> _INSTRUCTIONS FOR THE TASK_:
Exactly reproduce each line of the listing that follows.

> _AVAILABLE RECORDS_:

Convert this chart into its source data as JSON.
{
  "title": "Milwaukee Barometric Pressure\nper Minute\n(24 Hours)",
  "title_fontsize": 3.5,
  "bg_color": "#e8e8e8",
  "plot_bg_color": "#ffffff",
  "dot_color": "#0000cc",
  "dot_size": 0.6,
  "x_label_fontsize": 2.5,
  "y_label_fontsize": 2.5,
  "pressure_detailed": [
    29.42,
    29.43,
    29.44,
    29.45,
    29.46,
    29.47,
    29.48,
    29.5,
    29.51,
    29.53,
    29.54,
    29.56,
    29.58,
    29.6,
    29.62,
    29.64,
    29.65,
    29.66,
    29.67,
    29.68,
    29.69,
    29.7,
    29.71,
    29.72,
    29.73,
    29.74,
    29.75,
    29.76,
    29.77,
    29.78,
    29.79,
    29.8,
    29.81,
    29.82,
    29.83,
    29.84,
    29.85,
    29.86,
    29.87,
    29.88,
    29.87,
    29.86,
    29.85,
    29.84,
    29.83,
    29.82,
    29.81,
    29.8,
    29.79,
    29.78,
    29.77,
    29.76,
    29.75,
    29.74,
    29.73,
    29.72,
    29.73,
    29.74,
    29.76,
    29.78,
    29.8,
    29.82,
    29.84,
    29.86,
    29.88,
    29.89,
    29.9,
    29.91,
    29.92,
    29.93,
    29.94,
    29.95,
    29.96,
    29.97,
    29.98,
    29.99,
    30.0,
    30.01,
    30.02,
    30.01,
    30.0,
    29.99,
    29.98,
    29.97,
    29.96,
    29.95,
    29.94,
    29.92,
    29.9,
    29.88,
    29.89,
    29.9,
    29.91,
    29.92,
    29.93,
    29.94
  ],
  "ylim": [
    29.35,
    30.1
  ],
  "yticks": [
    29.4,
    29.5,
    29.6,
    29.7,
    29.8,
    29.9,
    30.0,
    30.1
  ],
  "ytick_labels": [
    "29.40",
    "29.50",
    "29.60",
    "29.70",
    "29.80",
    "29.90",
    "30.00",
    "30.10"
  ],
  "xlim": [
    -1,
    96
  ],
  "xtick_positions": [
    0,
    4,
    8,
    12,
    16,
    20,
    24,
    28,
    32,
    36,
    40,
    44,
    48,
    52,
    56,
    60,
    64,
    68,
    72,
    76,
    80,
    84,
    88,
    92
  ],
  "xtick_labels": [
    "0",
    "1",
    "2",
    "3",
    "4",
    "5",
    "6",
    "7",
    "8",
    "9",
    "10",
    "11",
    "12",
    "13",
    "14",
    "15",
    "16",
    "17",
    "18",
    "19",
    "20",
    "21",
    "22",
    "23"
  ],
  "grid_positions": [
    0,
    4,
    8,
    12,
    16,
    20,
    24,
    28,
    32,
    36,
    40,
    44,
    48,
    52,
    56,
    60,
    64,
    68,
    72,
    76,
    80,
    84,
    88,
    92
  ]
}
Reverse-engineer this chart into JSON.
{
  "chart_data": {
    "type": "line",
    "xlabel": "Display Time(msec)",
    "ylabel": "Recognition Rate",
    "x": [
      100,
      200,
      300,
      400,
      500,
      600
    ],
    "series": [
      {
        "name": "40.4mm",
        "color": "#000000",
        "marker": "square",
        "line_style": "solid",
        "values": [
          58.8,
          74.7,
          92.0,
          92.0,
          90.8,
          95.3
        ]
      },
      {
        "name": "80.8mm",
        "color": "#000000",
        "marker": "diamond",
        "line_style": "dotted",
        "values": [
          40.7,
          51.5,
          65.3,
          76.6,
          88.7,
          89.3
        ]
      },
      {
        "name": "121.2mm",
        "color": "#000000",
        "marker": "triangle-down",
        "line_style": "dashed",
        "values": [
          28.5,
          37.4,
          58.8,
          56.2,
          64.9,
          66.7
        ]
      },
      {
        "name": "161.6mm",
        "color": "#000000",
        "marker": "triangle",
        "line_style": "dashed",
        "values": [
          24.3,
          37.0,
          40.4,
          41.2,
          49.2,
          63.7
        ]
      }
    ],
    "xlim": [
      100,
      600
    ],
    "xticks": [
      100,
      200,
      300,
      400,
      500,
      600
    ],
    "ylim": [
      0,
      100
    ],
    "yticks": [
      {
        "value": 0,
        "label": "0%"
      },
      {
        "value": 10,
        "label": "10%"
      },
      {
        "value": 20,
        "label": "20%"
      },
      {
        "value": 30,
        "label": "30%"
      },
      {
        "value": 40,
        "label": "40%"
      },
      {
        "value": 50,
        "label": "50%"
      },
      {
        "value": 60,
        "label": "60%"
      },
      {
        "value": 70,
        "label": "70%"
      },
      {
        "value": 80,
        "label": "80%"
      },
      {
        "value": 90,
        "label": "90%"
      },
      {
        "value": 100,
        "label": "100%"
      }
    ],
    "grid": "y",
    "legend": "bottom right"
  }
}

> _RESPONSE_:
Convert this chart into its source data as JSON.
{
  "title": "Milwaukee Barometric Pressure\nper Minute\n(24 Hours)",
  "title_fontsize": 3.5,
  "bg_color": "#e8e8e8",
  "plot_bg_color": "#ffffff",
  "dot_color": "#0000cc",
  "dot_size": 0.6,
  "x_label_fontsize": 2.5,
  "y_label_fontsize": 2.5,
  "pressure_detailed": [
    29.42,
    29.43,
    29.44,
    29.45,
    29.46,
    29.47,
    29.48,
    29.5,
    29.51,
    29.53,
    29.54,
    29.56,
    29.58,
    29.6,
    29.62,
    29.64,
    29.65,
    29.66,
    29.67,
    29.68,
    29.69,
    29.7,
    29.71,
    29.72,
    29.73,
    29.74,
    29.75,
    29.76,
    29.77,
    29.78,
    29.79,
    29.8,
    29.81,
    29.82,
    29.83,
    29.84,
    29.85,
    29.86,
    29.87,
    29.88,
    29.87,
    29.86,
    29.85,
    29.84,
    29.83,
    29.82,
    29.81,
    29.8,
    29.79,
    29.78,
    29.77,
    29.76,
    29.75,
    29.74,
    29.73,
    29.72,
    29.73,
    29.74,
    29.76,
    29.78,
    29.8,
    29.82,
    29.84,
    29.86,
    29.88,
    29.89,
    29.9,
    29.91,
    29.92,
    29.93,
    29.94,
    29.95,
    29.96,
    29.97,
    29.98,
    29.99,
    30.0,
    30.01,
    30.02,
    30.01,
    30.0,
    29.99,
    29.98,
    29.97,
    29.96,
    29.95,
    29.94,
    29.92,
    29.9,
    29.88,
    29.89,
    29.9,
    29.91,
    29.92,
    29.93,
    29.94
  ],
  "ylim": [
    29.35,
    30.1
  ],
  "yticks": [
    29.4,
    29.5,
    29.6,
    29.7,
    29.8,
    29.9,
    30.0,
    30.1
  ],
  "ytick_labels": [
    "29.40",
    "29.50",
    "29.60",
    "29.70",
    "29.80",
    "29.90",
    "30.00",
    "30.10"
  ],
  "xlim": [
    -1,
    96
  ],
  "xtick_positions": [
    0,
    4,
    8,
    12,
    16,
    20,
    24,
    28,
    32,
    36,
    40,
    44,
    48,
    52,
    56,
    60,
    64,
    68,
    72,
    76,
    80,
    84,
    88,
    92
  ],
  "xtick_labels": [
    "0",
    "1",
    "2",
    "3",
    "4",
    "5",
    "6",
    "7",
    "8",
    "9",
    "10",
    "11",
    "12",
    "13",
    "14",
    "15",
    "16",
    "17",
    "18",
    "19",
    "20",
    "21",
    "22",
    "23"
  ],
  "grid_positions": [
    0,
    4,
    8,
    12,
    16,
    20,
    24,
    28,
    32,
    36,
    40,
    44,
    48,
    52,
    56,
    60,
    64,
    68,
    72,
    76,
    80,
    84,
    88,
    92
  ]
}
Reverse-engineer this chart into JSON.
{
  "chart_data": {
    "type": "line",
    "xlabel": "Display Time(msec)",
    "ylabel": "Recognition Rate",
    "x": [
      100,
      200,
      300,
      400,
      500,
      600
    ],
    "series": [
      {
        "name": "40.4mm",
        "color": "#000000",
        "marker": "square",
        "line_style": "solid",
        "values": [
          58.8,
          74.7,
          92.0,
          92.0,
          90.8,
          95.3
        ]
      },
      {
        "name": "80.8mm",
        "color": "#000000",
        "marker": "diamond",
        "line_style": "dotted",
        "values": [
          40.7,
          51.5,
          65.3,
          76.6,
          88.7,
          89.3
        ]
      },
      {
        "name": "121.2mm",
        "color": "#000000",
        "marker": "triangle-down",
        "line_style": "dashed",
        "values": [
          28.5,
          37.4,
          58.8,
          56.2,
          64.9,
          66.7
        ]
      },
      {
        "name": "161.6mm",
        "color": "#000000",
        "marker": "triangle",
        "line_style": "dashed",
        "values": [
          24.3,
          37.0,
          40.4,
          41.2,
          49.2,
          63.7
        ]
      }
    ],
    "xlim": [
      100,
      600
    ],
    "xticks": [
      100,
      200,
      300,
      400,
      500,
      600
    ],
    "ylim": [
      0,
      100
    ],
    "yticks": [
      {
        "value": 0,
        "label": "0%"
      },
      {
        "value": 10,
        "label": "10%"
      },
      {
        "value": 20,
        "label": "20%"
      },
      {
        "value": 30,
        "label": "30%"
      },
      {
        "value": 40,
        "label": "40%"
      },
      {
        "value": 50,
        "label": "50%"
      },
      {
        "value": 60,
        "label": "60%"
      },
      {
        "value": 70,
        "label": "70%"
      },
      {
        "value": 80,
        "label": "80%"
      },
      {
        "value": 90,
        "label": "90%"
      },
      {
        "value": 100,
        "label": "100%"
      }
    ],
    "grid": "y",
    "legend": "bottom right"
  }
}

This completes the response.